## begin
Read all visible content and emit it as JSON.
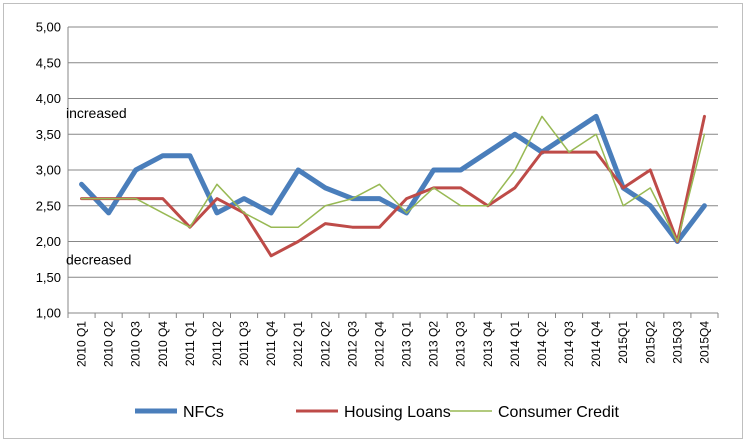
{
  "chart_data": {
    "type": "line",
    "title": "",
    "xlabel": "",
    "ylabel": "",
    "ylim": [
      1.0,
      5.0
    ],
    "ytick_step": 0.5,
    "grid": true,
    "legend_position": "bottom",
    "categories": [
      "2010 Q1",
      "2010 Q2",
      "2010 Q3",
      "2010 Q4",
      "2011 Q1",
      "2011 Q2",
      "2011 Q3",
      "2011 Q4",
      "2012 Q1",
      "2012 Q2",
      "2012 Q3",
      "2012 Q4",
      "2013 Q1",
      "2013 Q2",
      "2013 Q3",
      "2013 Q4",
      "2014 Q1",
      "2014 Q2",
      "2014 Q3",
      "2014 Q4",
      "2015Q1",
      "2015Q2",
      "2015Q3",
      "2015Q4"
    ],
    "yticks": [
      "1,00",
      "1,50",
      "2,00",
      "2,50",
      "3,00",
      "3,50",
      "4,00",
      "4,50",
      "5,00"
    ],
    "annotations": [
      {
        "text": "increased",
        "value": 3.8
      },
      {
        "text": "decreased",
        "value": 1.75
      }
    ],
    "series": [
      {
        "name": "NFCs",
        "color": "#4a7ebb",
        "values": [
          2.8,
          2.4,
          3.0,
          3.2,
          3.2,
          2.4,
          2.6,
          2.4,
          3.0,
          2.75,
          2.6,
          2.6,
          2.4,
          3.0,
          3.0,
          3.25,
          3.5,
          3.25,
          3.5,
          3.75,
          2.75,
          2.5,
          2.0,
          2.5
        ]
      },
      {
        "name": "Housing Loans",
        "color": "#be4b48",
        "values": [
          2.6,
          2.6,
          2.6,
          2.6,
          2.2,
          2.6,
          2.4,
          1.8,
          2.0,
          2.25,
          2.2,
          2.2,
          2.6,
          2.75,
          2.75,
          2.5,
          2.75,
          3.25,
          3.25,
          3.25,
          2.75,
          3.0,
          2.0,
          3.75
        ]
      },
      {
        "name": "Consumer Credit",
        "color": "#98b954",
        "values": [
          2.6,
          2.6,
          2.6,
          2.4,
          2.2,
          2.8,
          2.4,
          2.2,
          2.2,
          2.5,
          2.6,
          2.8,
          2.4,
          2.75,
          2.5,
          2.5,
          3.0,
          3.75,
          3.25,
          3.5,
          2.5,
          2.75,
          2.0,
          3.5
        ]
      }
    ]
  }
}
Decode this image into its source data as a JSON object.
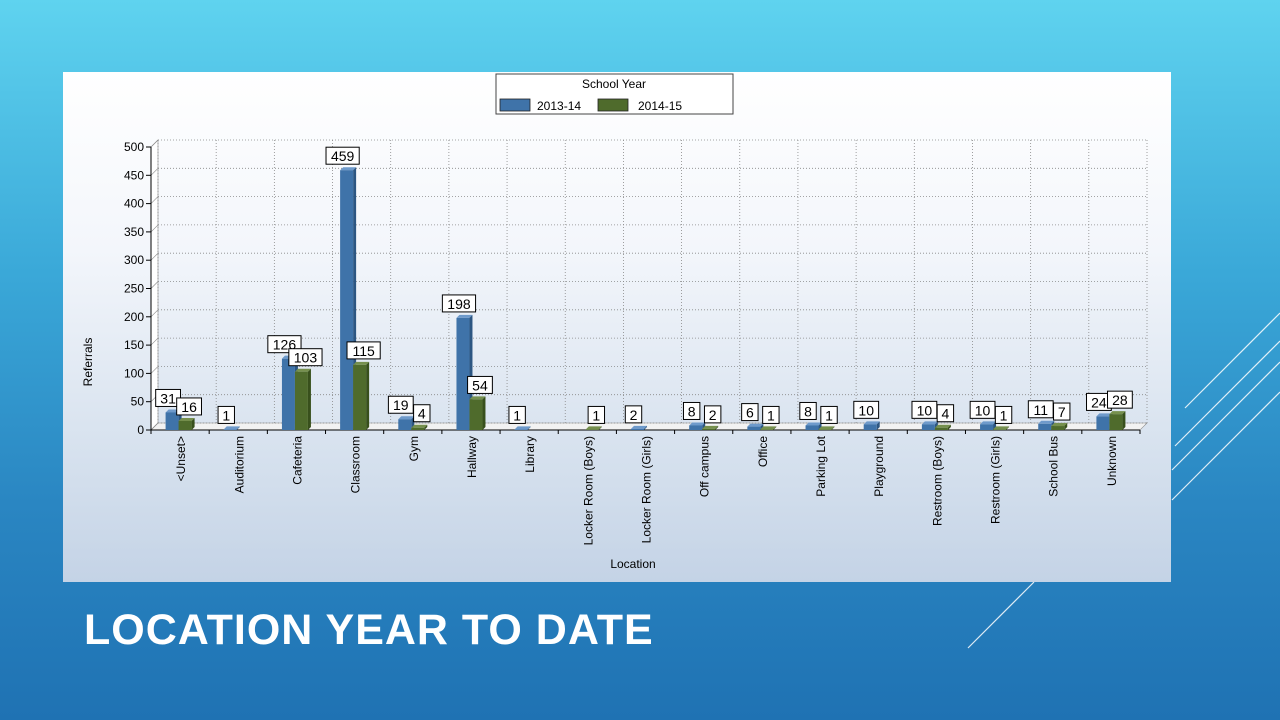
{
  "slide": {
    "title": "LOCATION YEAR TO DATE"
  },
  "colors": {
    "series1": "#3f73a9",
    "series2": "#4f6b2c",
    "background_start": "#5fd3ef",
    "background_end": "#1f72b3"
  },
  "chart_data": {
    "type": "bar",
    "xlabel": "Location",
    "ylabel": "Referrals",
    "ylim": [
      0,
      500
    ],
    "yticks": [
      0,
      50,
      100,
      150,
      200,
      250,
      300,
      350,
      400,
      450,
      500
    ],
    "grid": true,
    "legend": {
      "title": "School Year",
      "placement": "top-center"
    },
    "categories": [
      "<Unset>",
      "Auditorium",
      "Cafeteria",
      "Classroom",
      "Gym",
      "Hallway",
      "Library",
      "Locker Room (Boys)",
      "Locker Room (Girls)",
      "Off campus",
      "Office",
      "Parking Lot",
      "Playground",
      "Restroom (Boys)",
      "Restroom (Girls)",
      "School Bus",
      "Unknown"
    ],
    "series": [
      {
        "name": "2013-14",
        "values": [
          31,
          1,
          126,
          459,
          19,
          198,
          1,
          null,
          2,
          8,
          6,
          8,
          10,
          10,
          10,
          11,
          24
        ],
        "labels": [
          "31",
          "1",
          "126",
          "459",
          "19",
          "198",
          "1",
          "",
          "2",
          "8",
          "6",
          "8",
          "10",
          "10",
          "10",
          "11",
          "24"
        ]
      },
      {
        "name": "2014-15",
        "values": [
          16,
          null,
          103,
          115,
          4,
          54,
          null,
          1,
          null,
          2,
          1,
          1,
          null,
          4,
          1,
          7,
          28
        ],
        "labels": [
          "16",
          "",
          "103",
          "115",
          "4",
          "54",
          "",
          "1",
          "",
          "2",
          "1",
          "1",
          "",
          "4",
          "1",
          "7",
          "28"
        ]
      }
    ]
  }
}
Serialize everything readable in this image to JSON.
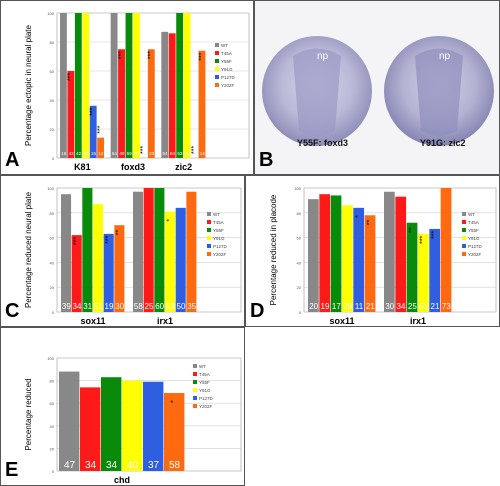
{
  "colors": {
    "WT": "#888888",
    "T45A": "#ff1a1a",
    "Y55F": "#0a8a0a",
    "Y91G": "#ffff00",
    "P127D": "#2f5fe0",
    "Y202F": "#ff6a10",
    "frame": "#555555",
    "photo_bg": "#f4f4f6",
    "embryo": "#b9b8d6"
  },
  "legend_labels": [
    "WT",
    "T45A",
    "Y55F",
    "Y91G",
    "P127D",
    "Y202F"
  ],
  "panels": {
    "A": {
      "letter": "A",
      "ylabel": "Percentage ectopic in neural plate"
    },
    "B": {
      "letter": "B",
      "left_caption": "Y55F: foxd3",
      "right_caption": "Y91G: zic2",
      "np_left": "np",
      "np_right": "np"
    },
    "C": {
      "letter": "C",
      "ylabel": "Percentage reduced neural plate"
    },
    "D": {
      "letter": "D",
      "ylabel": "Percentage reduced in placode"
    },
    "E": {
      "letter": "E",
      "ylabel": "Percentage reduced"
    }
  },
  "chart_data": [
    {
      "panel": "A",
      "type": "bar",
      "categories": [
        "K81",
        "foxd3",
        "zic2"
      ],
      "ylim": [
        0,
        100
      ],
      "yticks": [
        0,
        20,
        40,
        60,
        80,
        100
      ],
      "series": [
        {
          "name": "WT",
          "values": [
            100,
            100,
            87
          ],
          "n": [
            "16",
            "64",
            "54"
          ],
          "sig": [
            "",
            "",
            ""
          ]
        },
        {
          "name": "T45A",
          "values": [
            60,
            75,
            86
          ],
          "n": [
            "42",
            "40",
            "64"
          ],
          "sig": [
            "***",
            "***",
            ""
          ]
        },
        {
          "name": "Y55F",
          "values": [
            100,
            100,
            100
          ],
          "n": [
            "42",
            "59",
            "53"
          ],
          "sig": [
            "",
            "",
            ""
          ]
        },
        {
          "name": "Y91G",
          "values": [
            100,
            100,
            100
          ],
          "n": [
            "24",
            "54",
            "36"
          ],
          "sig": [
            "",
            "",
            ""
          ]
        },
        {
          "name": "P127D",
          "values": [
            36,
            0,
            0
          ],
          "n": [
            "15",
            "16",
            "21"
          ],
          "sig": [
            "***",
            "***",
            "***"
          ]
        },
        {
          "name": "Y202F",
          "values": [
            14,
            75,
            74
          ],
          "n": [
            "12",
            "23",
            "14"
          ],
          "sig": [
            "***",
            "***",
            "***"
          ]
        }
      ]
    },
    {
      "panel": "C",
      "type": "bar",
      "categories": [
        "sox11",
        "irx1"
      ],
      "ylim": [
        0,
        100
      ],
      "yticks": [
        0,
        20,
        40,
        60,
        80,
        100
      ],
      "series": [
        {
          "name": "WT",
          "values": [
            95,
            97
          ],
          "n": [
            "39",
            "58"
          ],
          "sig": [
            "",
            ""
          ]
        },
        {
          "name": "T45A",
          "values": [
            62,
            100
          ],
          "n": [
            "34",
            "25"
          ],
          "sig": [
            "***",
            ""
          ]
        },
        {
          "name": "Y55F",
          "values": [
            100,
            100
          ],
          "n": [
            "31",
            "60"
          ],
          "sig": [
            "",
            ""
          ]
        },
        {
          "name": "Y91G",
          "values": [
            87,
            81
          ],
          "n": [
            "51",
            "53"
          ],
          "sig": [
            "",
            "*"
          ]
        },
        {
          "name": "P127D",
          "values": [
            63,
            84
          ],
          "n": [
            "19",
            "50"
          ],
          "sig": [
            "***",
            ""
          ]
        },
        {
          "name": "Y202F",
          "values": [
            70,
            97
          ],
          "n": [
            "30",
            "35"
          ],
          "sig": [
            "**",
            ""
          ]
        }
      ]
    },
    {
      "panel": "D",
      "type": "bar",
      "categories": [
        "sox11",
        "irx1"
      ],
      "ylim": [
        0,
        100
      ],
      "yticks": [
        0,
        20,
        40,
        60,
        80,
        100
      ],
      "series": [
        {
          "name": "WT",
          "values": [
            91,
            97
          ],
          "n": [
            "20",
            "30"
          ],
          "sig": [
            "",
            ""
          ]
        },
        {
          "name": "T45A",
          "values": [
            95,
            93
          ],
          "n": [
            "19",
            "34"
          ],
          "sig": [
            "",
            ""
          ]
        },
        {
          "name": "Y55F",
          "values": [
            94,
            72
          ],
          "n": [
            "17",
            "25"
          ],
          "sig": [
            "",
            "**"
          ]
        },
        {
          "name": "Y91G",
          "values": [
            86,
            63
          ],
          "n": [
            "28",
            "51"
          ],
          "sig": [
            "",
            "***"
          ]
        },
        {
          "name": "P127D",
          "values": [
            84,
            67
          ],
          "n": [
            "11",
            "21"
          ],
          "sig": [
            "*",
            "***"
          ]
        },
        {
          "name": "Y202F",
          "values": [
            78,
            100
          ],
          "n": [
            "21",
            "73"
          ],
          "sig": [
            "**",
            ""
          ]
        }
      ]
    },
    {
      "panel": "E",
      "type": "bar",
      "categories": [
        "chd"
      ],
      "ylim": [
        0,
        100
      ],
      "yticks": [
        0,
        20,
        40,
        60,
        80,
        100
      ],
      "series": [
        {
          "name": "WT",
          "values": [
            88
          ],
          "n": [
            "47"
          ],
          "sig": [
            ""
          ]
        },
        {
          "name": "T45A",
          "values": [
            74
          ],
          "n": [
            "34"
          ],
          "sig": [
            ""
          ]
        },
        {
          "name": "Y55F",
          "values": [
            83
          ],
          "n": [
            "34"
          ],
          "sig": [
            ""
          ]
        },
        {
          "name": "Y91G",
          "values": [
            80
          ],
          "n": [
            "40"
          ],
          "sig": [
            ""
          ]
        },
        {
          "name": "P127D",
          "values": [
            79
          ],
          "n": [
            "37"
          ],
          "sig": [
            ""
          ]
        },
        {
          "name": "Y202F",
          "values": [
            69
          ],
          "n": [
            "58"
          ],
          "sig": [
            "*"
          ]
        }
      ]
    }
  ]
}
## end
_Exercise instructions_
Report each line of the material above where the word "this" appears.

_Written answer_
Decode this image into its source data as a JSON object.
Serialize everything readable in this image to JSON.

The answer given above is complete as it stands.